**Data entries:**
┌──

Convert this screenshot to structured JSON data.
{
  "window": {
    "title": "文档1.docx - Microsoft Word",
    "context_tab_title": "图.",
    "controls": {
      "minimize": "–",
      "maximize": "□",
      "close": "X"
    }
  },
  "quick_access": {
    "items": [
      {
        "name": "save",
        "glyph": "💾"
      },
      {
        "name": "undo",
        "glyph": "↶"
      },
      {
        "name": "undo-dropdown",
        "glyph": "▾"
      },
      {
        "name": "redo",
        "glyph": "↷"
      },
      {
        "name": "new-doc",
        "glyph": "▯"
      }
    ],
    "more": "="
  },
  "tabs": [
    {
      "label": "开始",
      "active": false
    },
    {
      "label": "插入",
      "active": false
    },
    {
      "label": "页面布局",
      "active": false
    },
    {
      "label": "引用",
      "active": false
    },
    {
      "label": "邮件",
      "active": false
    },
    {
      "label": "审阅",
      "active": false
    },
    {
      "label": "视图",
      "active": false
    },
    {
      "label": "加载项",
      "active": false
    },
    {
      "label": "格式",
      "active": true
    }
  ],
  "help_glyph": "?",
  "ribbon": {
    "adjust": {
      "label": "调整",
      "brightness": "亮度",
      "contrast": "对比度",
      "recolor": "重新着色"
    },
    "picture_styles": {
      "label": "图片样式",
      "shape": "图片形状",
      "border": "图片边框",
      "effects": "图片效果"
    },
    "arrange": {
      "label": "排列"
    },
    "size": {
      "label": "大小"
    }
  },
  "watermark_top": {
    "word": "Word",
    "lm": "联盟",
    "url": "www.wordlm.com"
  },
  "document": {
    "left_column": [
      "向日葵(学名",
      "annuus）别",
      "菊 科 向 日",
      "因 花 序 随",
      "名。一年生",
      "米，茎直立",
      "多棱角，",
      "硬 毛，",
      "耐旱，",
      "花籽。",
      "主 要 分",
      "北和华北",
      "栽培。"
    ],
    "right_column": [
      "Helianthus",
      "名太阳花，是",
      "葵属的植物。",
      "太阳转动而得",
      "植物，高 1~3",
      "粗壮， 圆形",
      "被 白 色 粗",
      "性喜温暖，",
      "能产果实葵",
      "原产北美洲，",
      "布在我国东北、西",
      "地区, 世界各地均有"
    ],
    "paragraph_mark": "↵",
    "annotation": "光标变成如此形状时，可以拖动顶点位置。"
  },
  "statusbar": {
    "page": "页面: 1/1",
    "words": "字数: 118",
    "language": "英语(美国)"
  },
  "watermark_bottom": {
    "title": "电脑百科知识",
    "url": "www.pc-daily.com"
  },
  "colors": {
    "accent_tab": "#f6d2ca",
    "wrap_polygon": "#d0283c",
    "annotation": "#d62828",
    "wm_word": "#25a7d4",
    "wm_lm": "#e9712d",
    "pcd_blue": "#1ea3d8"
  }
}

└──

**WHAT THE TASK REQUIRES:**
Determine the number of lines in these entries that contain the word "annotation", and write only that number.

**THE ANSWER:**
2